(Element region listings)
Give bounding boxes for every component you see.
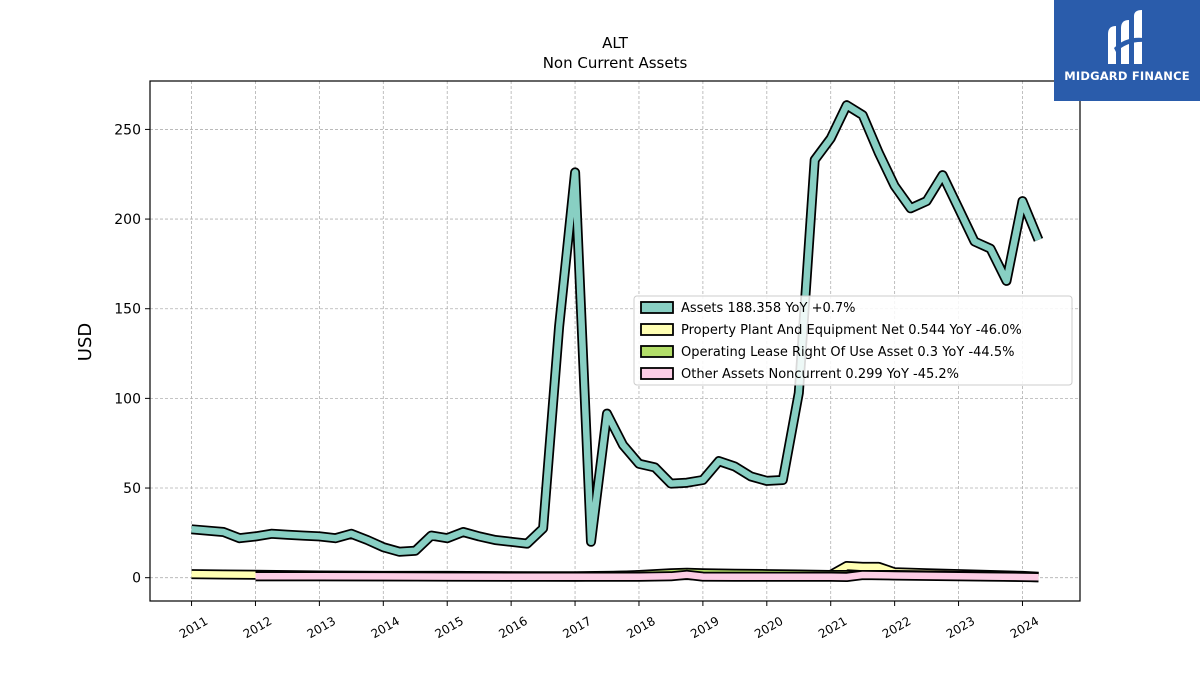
y-tick-label: 0 — [132, 571, 141, 587]
x-tick-label: 2012 — [241, 614, 274, 641]
logo-text: MIDGARD FINANCE — [1064, 69, 1190, 83]
x-tick-label: 2014 — [369, 614, 402, 641]
legend-swatch — [640, 345, 674, 358]
series-4 — [255, 569, 1039, 583]
y-tick-label: 250 — [114, 122, 141, 138]
legend-swatch — [640, 367, 674, 380]
legend-label: Property Plant And Equipment Net 0.544 Y… — [681, 323, 1022, 338]
y-tick-label: 100 — [114, 391, 141, 407]
y-tick-label: 200 — [114, 212, 141, 228]
x-axis-ticks: 2011 2012 2013 2014 2015 2016 2017 2018 2019 2020… — [177, 601, 1041, 641]
legend-frame — [633, 295, 1073, 386]
legend-label: Assets 188.358 YoY +0.7% — [681, 301, 856, 316]
x-tick-label: 2011 — [177, 614, 210, 641]
x-tick-label: 2018 — [624, 614, 657, 641]
legend-swatch — [640, 301, 674, 314]
y-tick-label: 50 — [123, 481, 141, 497]
legend-swatch — [640, 323, 674, 336]
x-tick-label: 2022 — [880, 614, 913, 641]
series-1 — [191, 100, 1044, 557]
y-axis-ticks: 0 50 100 150 200 250 — [114, 122, 150, 587]
chart-title: ALT — [602, 34, 629, 52]
x-tick-label: 2020 — [752, 614, 785, 641]
legend-label: Other Assets Noncurrent 0.299 YoY -45.2% — [681, 367, 959, 382]
midgard-logo-icon — [1108, 10, 1144, 64]
x-tick-label: 2021 — [816, 614, 849, 641]
chart-subtitle: Non Current Assets — [543, 54, 688, 72]
x-tick-label: 2013 — [305, 614, 338, 641]
plot-frame — [149, 80, 1081, 602]
x-tick-label: 2016 — [496, 614, 529, 641]
x-tick-label: 2019 — [688, 614, 721, 641]
x-tick-label: 2015 — [432, 614, 465, 641]
legend: Assets 188.358 YoY +0.7% Property Plant A… — [633, 295, 1073, 386]
x-tick-label: 2024 — [1008, 614, 1041, 641]
y-axis-label: USD — [75, 323, 96, 361]
series-line — [191, 101, 1042, 555]
y-tick-label: 150 — [114, 302, 141, 318]
series-layer — [191, 100, 1044, 583]
legend-label: Operating Lease Right Of Use Asset 0.3 Y… — [681, 345, 1014, 360]
midgard-finance-logo: MIDGARD FINANCE — [1054, 0, 1200, 101]
series-line — [255, 571, 1039, 581]
x-tick-label: 2017 — [560, 614, 593, 641]
x-tick-label: 2023 — [944, 614, 977, 641]
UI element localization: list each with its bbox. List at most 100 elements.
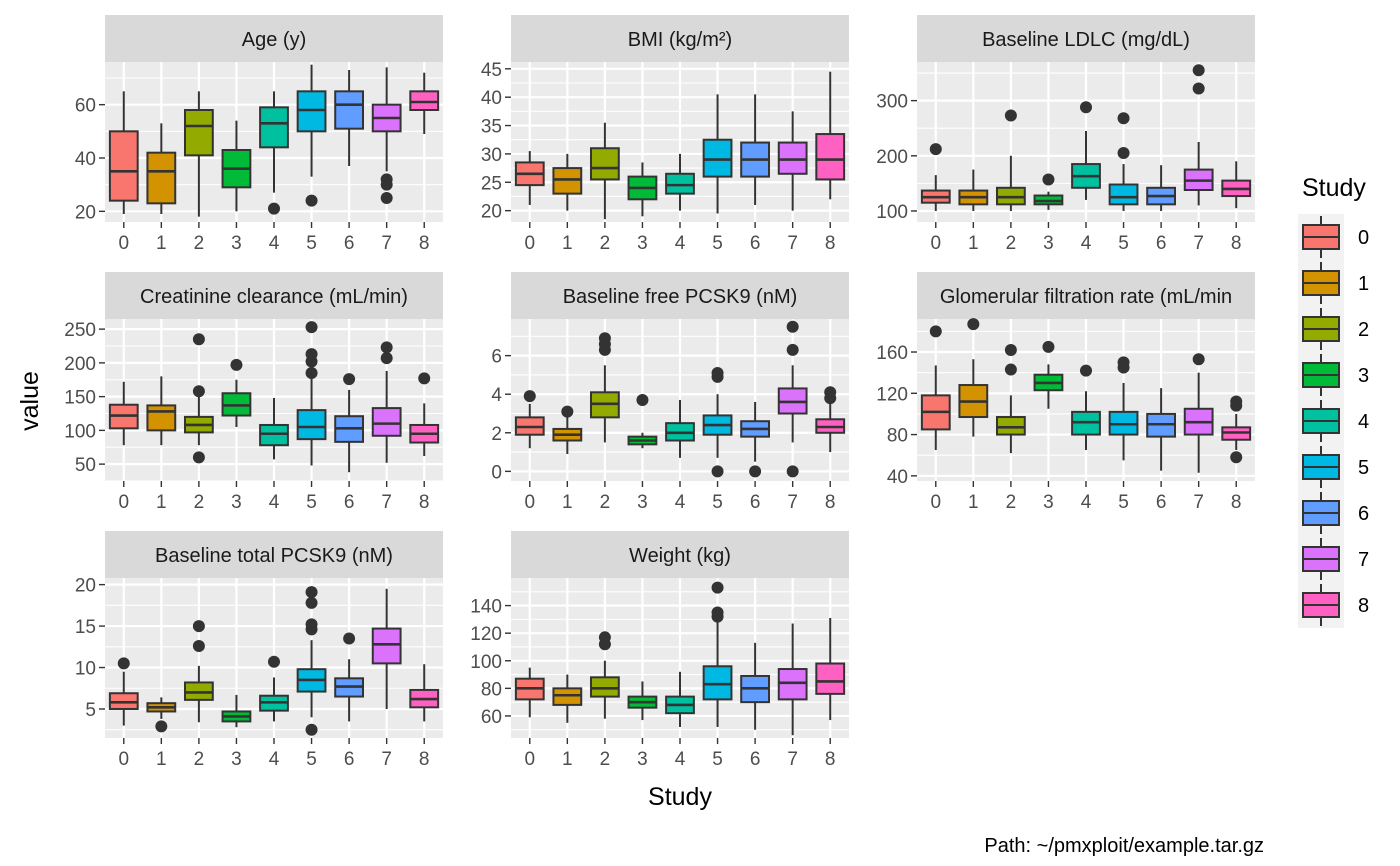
x-tick-label: 6 (750, 233, 761, 254)
box-study-6 (334, 373, 365, 473)
x-tick-label: 2 (194, 492, 205, 513)
box-iqr (702, 138, 733, 178)
x-tick-label: 3 (231, 233, 242, 254)
box-study-1 (552, 674, 583, 723)
x-tick-label: 0 (118, 749, 129, 770)
facet-strip (917, 15, 1255, 62)
x-tick-label: 3 (637, 233, 648, 254)
outlier-point (598, 631, 611, 644)
x-axis-title: Study (648, 783, 712, 811)
x-tick-label: 7 (787, 233, 798, 254)
box-study-4 (665, 400, 695, 458)
x-tick-label: 0 (930, 233, 941, 254)
x-tick-label: 8 (1231, 233, 1242, 254)
y-tick-label: 120 (470, 624, 502, 645)
box-study-6 (1146, 165, 1177, 211)
box-study-1 (146, 123, 177, 214)
box-study-8 (815, 386, 846, 453)
box-iqr (552, 687, 583, 706)
box-study-1 (958, 318, 989, 437)
box-study-7 (777, 320, 808, 478)
box-study-5 (702, 367, 733, 478)
x-tick-label: 0 (524, 492, 535, 513)
box-iqr (371, 627, 402, 665)
facet-strip (105, 15, 443, 62)
x-tick-label: 6 (750, 492, 761, 513)
box-study-2 (183, 333, 214, 464)
outlier-point (1192, 64, 1205, 77)
box-study-5 (1108, 356, 1139, 461)
box-iqr (146, 404, 177, 432)
box-study-8 (815, 71, 846, 200)
box-study-2 (183, 91, 214, 217)
box-iqr (552, 167, 583, 195)
box-iqr (995, 416, 1026, 436)
x-tick-label: 3 (637, 492, 648, 513)
outlier-point (380, 173, 393, 186)
x-tick-label: 1 (562, 492, 573, 513)
outlier-point (192, 639, 205, 652)
outlier-point (786, 343, 799, 356)
box-study-4 (259, 397, 289, 460)
y-tick-label: 40 (887, 467, 908, 488)
x-tick-label: 6 (1156, 492, 1167, 513)
outlier-point (1117, 147, 1130, 160)
y-tick-label: 30 (481, 145, 502, 166)
x-tick-label: 5 (1118, 233, 1129, 254)
outlier-point (343, 373, 356, 386)
outlier-point (418, 372, 431, 385)
facet-strip-label: Baseline free PCSK9 (nM) (563, 286, 798, 308)
legend-key-3: 3 (1298, 352, 1369, 398)
outlier-point (929, 143, 942, 156)
box-study-0 (108, 91, 139, 214)
box-study-6 (740, 94, 771, 205)
x-tick-label: 8 (1231, 492, 1242, 513)
outlier-point (636, 394, 649, 406)
outlier-point (1004, 363, 1017, 376)
outlier-point (711, 581, 724, 594)
y-tick-label: 6 (491, 347, 502, 368)
facet-strip (917, 272, 1255, 319)
x-tick-label: 3 (637, 749, 648, 770)
facet-strip (511, 15, 849, 62)
outlier-point (380, 341, 393, 354)
x-tick-label: 7 (1193, 233, 1204, 254)
x-tick-label: 4 (269, 749, 280, 770)
outlier-point (305, 194, 318, 207)
box-iqr (777, 668, 808, 701)
outlier-point (380, 192, 393, 204)
x-tick-label: 2 (600, 233, 611, 254)
x-tick-label: 5 (306, 492, 317, 513)
x-tick-label: 6 (750, 749, 761, 770)
outlier-point (192, 451, 205, 464)
x-tick-label: 4 (675, 233, 686, 254)
facet-panel: Creatinine clearance (mL/min)50100150200… (64, 272, 443, 513)
box-study-0 (514, 667, 545, 718)
outlier-point (380, 352, 393, 365)
legend-label: 7 (1358, 549, 1369, 571)
outlier-point (155, 720, 168, 733)
box-study-8 (409, 72, 440, 134)
y-tick-label: 50 (75, 455, 96, 476)
box-iqr (259, 106, 289, 149)
y-axis-title: value (16, 371, 44, 431)
outlier-point (305, 723, 318, 736)
x-tick-label: 7 (787, 749, 798, 770)
facet-panel: Age (y) 20 40 60 0 1 2 3 4 5 6 7 8 (75, 15, 443, 254)
outlier-point (786, 320, 799, 333)
outlier-point (192, 333, 205, 346)
x-tick-label: 2 (600, 749, 611, 770)
facet-strip-label: Creatinine clearance (mL/min) (140, 286, 408, 308)
box-study-3 (1033, 173, 1064, 210)
legend: Study 0 1 2 3 4 5 6 7 8 (1298, 174, 1369, 628)
legend-label: 0 (1358, 227, 1369, 249)
x-tick-label: 4 (269, 233, 280, 254)
x-tick-label: 2 (1006, 492, 1017, 513)
x-tick-label: 1 (156, 749, 167, 770)
outlier-point (1117, 356, 1130, 369)
outlier-point (230, 358, 243, 371)
y-tick-label: 200 (876, 147, 908, 168)
box-study-2 (995, 109, 1026, 211)
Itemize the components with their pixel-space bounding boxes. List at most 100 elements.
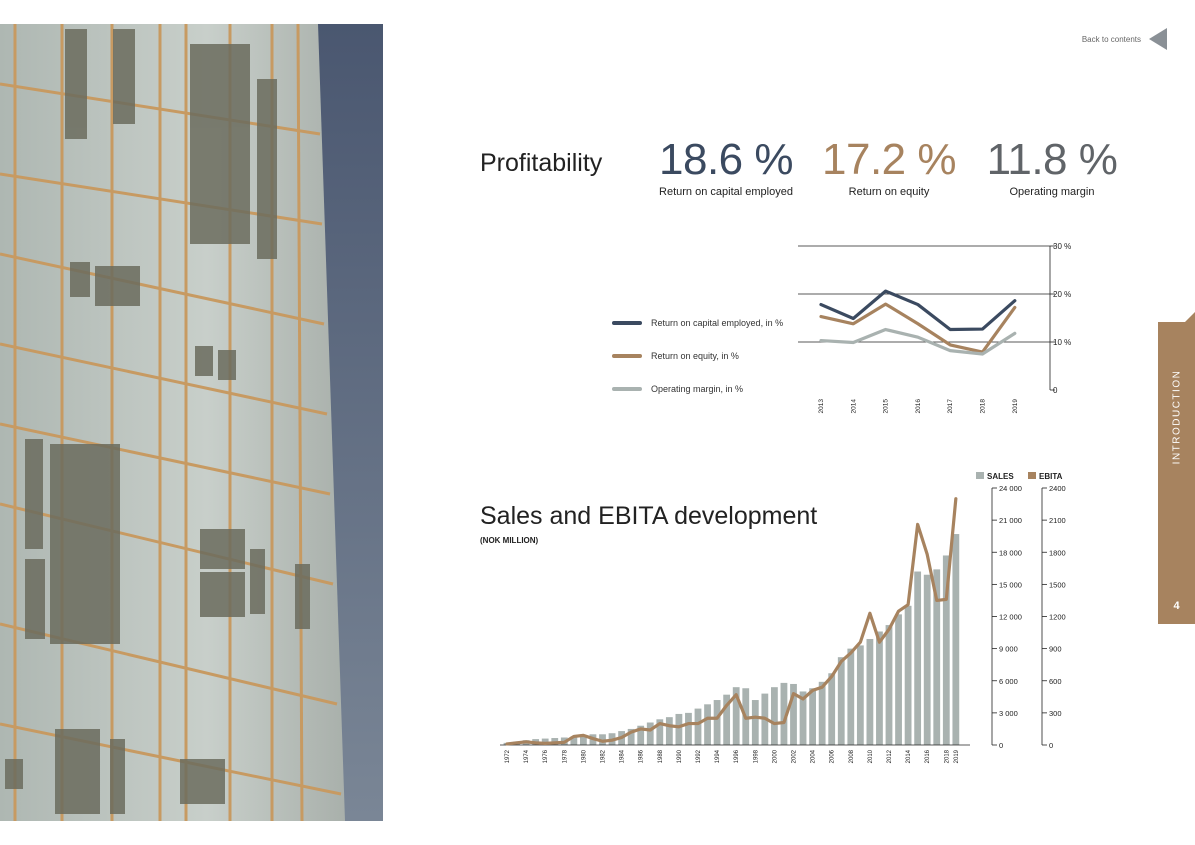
back-to-contents-link[interactable]: Back to contents [1082,28,1167,50]
x-tick-label: 1990 [677,749,683,763]
sales-ebita-chart: SALES EBITA 0 3 000 6 000 9 000 12 000 15 000 18… [500,472,1066,763]
ebita-line [505,497,958,746]
y-tick-label-right: 900 [1049,645,1062,654]
sales-bar [637,725,645,745]
x-tick-label: 2017 [947,399,954,414]
sales-bar [570,736,578,745]
y-tick-label: 10 % [1053,338,1071,347]
sales-bar [751,700,759,745]
series-line [819,289,1017,332]
sales-ebita-title: Sales and EBITA development [480,502,818,530]
x-tick-label: 1988 [658,749,664,763]
sales-bar [866,638,874,745]
y-tick-label-right: 1500 [1049,580,1066,589]
x-tick-label: 2002 [792,749,798,763]
profitability-title: Profitability [480,149,603,177]
legend-label-sales: SALES [987,472,1014,481]
section-tab[interactable]: INTRODUCTION 4 [1158,312,1195,624]
x-tick-label: 1998 [753,749,759,763]
kpi-roe-value: 17.2 % [822,135,956,184]
legend-item-roce: Return on capital employed, in % [612,306,792,339]
sales-bar [904,605,912,745]
sales-bar [694,708,702,745]
sales-ebita-subtitle: (NOK MILLION) [480,536,539,545]
y-tick-label-left: 0 [999,741,1003,750]
x-tick-label: 1976 [543,749,549,763]
legend-label-roce: Return on capital employed, in % [651,317,784,328]
kpi-roce-label: Return on capital employed [659,186,793,198]
x-tick-label: 2014 [850,399,857,414]
y-tick-label-right: 600 [1049,677,1062,686]
x-tick-label: 1996 [734,749,740,763]
x-tick-label: 1992 [696,749,702,763]
sales-bar [933,569,941,745]
sales-bar [876,631,883,745]
sales-bar [923,574,931,745]
sales-bar [809,688,816,745]
sales-bar [732,687,740,745]
x-tick-label: 2013 [818,399,825,414]
y-tick-label-left: 24 000 [999,484,1022,493]
sales-bar [685,712,692,745]
x-tick-label: 2000 [772,749,778,763]
sales-bar [847,648,855,745]
sales-bar [656,719,664,745]
y-tick-label-right: 2400 [1049,484,1066,493]
y-tick-label-right: 0 [1049,741,1053,750]
legend-swatch-operating-margin [612,386,642,391]
y-tick-label-left: 6 000 [999,677,1018,686]
x-tick-label: 1984 [620,749,626,763]
legend-label-roe: Return on equity, in % [651,350,739,361]
x-tick-label: 2019 [1012,399,1019,414]
x-tick-label: 2016 [925,749,931,763]
x-tick-label: 2018 [944,749,950,763]
back-arrow-icon [1149,28,1167,50]
sales-bar [914,571,922,745]
page-number: 4 [1173,600,1180,612]
sales-bar [646,722,654,745]
section-tab-corner [1185,312,1195,322]
x-tick-label: 2012 [887,749,893,763]
kpi-operating-margin-value: 11.8 % [986,135,1118,184]
sales-bar [790,683,797,745]
sales-bar [713,700,721,745]
sales-bar [627,728,635,745]
series-line [819,327,1017,356]
sales-bar [952,534,960,745]
x-tick-label: 2014 [906,749,912,763]
sales-bar [818,681,826,745]
legend-swatch-roe [612,353,642,358]
profitability-legend: Return on capital employed, in % Return … [612,306,792,405]
section-tab-label: INTRODUCTION [1171,369,1182,465]
sales-bar [780,682,788,745]
series-line [819,302,1017,354]
x-tick-label: 1978 [562,749,568,763]
sales-bar [828,673,836,745]
x-tick-label: 1972 [505,749,511,763]
y-tick-label-left: 12 000 [999,613,1022,622]
kpi-operating-margin: 11.8 % Operating margin [972,135,1132,199]
x-tick-label: 2015 [883,399,890,414]
x-tick-label: 2019 [954,749,960,763]
sales-bar [885,625,893,745]
sales-bar [837,657,845,745]
x-tick-label: 1994 [715,749,721,763]
y-tick-label: 30 % [1053,242,1071,251]
x-tick-label: 1980 [581,749,587,763]
y-tick-label-left: 18 000 [999,548,1022,557]
y-tick-label-right: 1200 [1049,613,1066,622]
y-tick-label-right: 1800 [1049,548,1066,557]
kpi-roe-label: Return on equity [848,186,930,198]
y-tick-label: 0 [1053,386,1058,395]
legend-item-roe: Return on equity, in % [612,339,792,372]
y-tick-label-left: 9 000 [999,645,1018,654]
sales-bar [541,738,549,745]
x-tick-label: 1986 [639,749,645,763]
legend-label-operating-margin: Operating margin, in % [651,383,744,394]
y-tick-label: 20 % [1053,290,1071,299]
x-tick-label: 2008 [849,749,855,763]
sales-bar [675,713,683,745]
kpi-operating-margin-label: Operating margin [1009,186,1095,198]
x-tick-label: 1974 [524,749,530,763]
sales-bar [665,717,673,745]
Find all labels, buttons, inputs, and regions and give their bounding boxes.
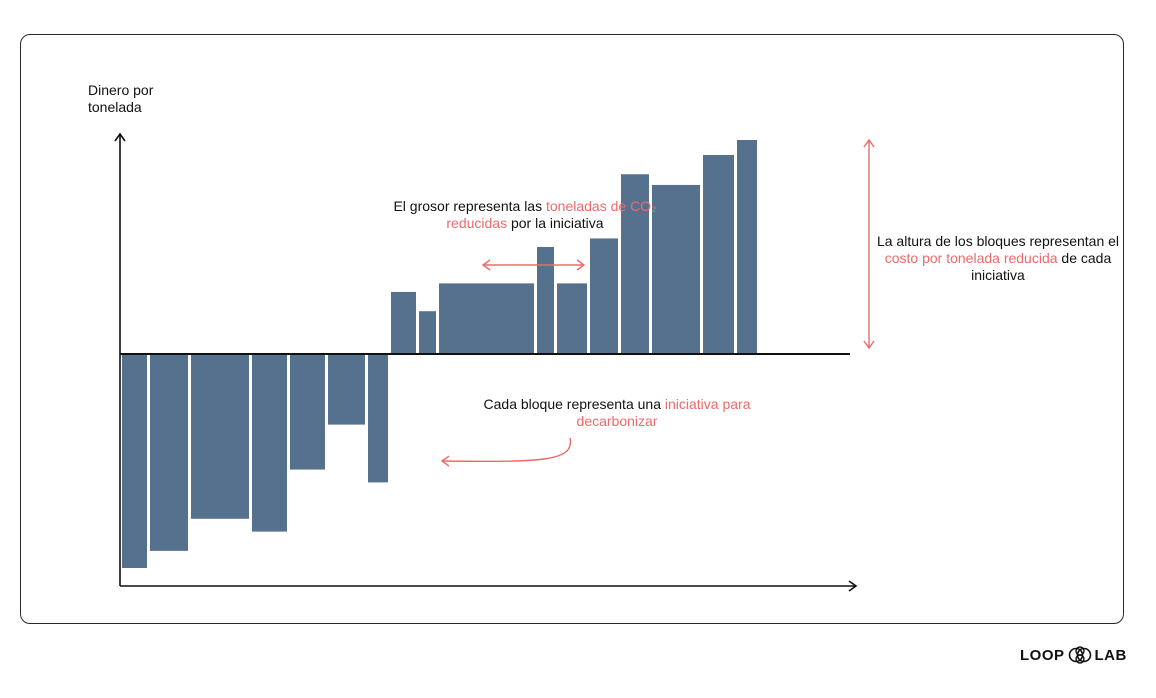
loop-lab-logo: LOOP LAB: [1020, 644, 1127, 666]
bar-12: [557, 283, 587, 354]
bar-16: [703, 154, 734, 354]
bar-3: [191, 354, 249, 519]
bar-2: [150, 354, 188, 551]
bar-17: [737, 140, 757, 354]
block-annotation-highlight: iniciativa para decarbonizar: [576, 396, 751, 429]
thickness-annotation-text: El grosor representa las: [393, 198, 546, 214]
block-pointer-arrow: [440, 437, 572, 467]
logo-text-right: LAB: [1094, 646, 1127, 664]
chart-frame: [20, 34, 1124, 624]
height-annotation-text: La altura de los bloques representan el: [876, 233, 1120, 249]
bars-group: [122, 140, 757, 568]
height-annotation-highlight: costo por tonelada reducida: [884, 250, 1058, 266]
bar-13: [590, 238, 618, 354]
logo-text-left: LOOP: [1020, 646, 1065, 664]
block-annotation: Cada bloque representa una iniciativa pa…: [452, 396, 782, 430]
thickness-annotation-text-end: por la iniciativa: [507, 215, 604, 231]
bar-6: [328, 354, 365, 425]
height-annotation-text-end: de cada iniciativa: [971, 250, 1112, 283]
logo-mark-icon: [1068, 646, 1091, 664]
bar-1: [122, 354, 147, 568]
bar-5: [290, 354, 325, 470]
bar-11: [537, 247, 554, 354]
bar-7: [368, 354, 388, 483]
bar-14: [621, 174, 649, 354]
bar-4: [252, 354, 287, 532]
bar-9: [419, 311, 436, 354]
bar-10: [439, 283, 534, 354]
height-annotation: La altura de los bloques representan el …: [870, 233, 1126, 284]
thickness-annotation: El grosor representa las toneladas de CO…: [380, 198, 670, 232]
bar-15: [652, 184, 700, 354]
block-annotation-text: Cada bloque representa una: [483, 396, 665, 412]
bar-8: [391, 291, 416, 354]
thickness-annotation-highlight: toneladas de CO₂ reducidas: [446, 198, 657, 231]
y-axis-title: Dinero por tonelada: [88, 82, 154, 115]
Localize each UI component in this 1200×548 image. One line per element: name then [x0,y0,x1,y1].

YOUR GOAL = Retype the lines of the material starting at the line that contains "loop-lab-logo: LOOP LAB: [1020, 644, 1127, 666]" and ending at the line that contains "block-annotation-highlight: iniciativa para", both included, exactly as they appear.

FULL OUTPUT =
loop-lab-logo: LOOP LAB: [1020, 644, 1127, 666]
bar-12: [557, 283, 587, 354]
bar-16: [703, 154, 734, 354]
bar-3: [191, 354, 249, 519]
bar-2: [150, 354, 188, 551]
bar-17: [737, 140, 757, 354]
block-annotation-highlight: iniciativa para decarbonizar: [576, 396, 751, 429]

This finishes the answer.